* _Requirement_
Can you restate the records below word for word?

* _Source records_

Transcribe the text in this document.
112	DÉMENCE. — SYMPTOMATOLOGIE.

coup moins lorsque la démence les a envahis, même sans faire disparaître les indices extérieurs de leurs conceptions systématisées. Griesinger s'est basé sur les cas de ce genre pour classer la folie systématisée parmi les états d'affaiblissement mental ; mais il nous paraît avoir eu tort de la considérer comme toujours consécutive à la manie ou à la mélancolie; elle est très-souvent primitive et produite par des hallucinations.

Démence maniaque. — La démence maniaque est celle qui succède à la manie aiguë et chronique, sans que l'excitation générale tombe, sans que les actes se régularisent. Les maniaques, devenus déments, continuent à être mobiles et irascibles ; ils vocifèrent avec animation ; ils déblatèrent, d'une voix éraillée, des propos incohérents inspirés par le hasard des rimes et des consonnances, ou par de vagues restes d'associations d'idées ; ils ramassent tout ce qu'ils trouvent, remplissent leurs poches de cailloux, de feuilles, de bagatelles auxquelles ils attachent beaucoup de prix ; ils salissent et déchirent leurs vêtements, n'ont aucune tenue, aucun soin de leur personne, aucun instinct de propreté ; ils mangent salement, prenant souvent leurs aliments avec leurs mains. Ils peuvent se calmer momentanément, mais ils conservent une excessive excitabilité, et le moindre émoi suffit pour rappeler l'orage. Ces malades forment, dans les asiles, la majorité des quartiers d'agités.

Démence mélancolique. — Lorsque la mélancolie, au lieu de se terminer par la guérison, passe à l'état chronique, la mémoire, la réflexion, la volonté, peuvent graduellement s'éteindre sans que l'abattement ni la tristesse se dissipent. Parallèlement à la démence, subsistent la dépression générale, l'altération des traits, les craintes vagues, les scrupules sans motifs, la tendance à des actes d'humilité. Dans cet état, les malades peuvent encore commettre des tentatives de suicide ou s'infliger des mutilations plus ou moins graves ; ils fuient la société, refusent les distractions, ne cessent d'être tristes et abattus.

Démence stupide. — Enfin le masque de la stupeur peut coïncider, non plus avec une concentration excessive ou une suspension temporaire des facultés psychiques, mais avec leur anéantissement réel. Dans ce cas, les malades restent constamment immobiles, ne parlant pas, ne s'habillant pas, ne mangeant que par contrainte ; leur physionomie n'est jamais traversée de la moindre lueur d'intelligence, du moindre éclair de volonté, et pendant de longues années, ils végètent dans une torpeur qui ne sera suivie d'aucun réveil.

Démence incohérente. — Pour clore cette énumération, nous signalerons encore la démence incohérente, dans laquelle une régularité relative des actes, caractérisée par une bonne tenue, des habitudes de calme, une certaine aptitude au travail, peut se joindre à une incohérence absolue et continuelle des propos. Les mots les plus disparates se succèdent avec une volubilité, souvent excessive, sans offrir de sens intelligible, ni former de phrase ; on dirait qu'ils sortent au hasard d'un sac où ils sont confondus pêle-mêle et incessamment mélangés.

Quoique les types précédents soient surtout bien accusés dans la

* _Response to this task_
Transcribe the text in this document.
112	DÉMENCE. — SYMPTOMATOLOGIE.

coup moins lorsque la démence les a envahis, même sans faire disparaître les indices extérieurs de leurs conceptions systématisées. Griesinger s'est basé sur les cas de ce genre pour classer la folie systématisée parmi les états d'affaiblissement mental ; mais il nous paraît avoir eu tort de la considérer comme toujours consécutive à la manie ou à la mélancolie; elle est très-souvent primitive et produite par des hallucinations.

Démence maniaque. — La démence maniaque est celle qui succède à la manie aiguë et chronique, sans que l'excitation générale tombe, sans que les actes se régularisent. Les maniaques, devenus déments, continuent à être mobiles et irascibles ; ils vocifèrent avec animation ; ils déblatèrent, d'une voix éraillée, des propos incohérents inspirés par le hasard des rimes et des consonnances, ou par de vagues restes d'associations d'idées ; ils ramassent tout ce qu'ils trouvent, remplissent leurs poches de cailloux, de feuilles, de bagatelles auxquelles ils attachent beaucoup de prix ; ils salissent et déchirent leurs vêtements, n'ont aucune tenue, aucun soin de leur personne, aucun instinct de propreté ; ils mangent salement, prenant souvent leurs aliments avec leurs mains. Ils peuvent se calmer momentanément, mais ils conservent une excessive excitabilité, et le moindre émoi suffit pour rappeler l'orage. Ces malades forment, dans les asiles, la majorité des quartiers d'agités.

Démence mélancolique. — Lorsque la mélancolie, au lieu de se terminer par la guérison, passe à l'état chronique, la mémoire, la réflexion, la volonté, peuvent graduellement s'éteindre sans que l'abattement ni la tristesse se dissipent. Parallèlement à la démence, subsistent la dépression générale, l'altération des traits, les craintes vagues, les scrupules sans motifs, la tendance à des actes d'humilité. Dans cet état, les malades peuvent encore commettre des tentatives de suicide ou s'infliger des mutilations plus ou moins graves ; ils fuient la société, refusent les distractions, ne cessent d'être tristes et abattus.

Démence stupide. — Enfin le masque de la stupeur peut coïncider, non plus avec une concentration excessive ou une suspension temporaire des facultés psychiques, mais avec leur anéantissement réel. Dans ce cas, les malades restent constamment immobiles, ne parlant pas, ne s'habillant pas, ne mangeant que par contrainte ; leur physionomie n'est jamais traversée de la moindre lueur d'intelligence, du moindre éclair de volonté, et pendant de longues années, ils végètent dans une torpeur qui ne sera suivie d'aucun réveil.

Démence incohérente. — Pour clore cette énumération, nous signalerons encore la démence incohérente, dans laquelle une régularité relative des actes, caractérisée par une bonne tenue, des habitudes de calme, une certaine aptitude au travail, peut se joindre à une incohérence absolue et continuelle des propos. Les mots les plus disparates se succèdent avec une volubilité, souvent excessive, sans offrir de sens intelligible, ni former de phrase ; on dirait qu'ils sortent au hasard d'un sac où ils sont confondus pêle-mêle et incessamment mélangés.

Quoique les types précédents soient surtout bien accusés dans la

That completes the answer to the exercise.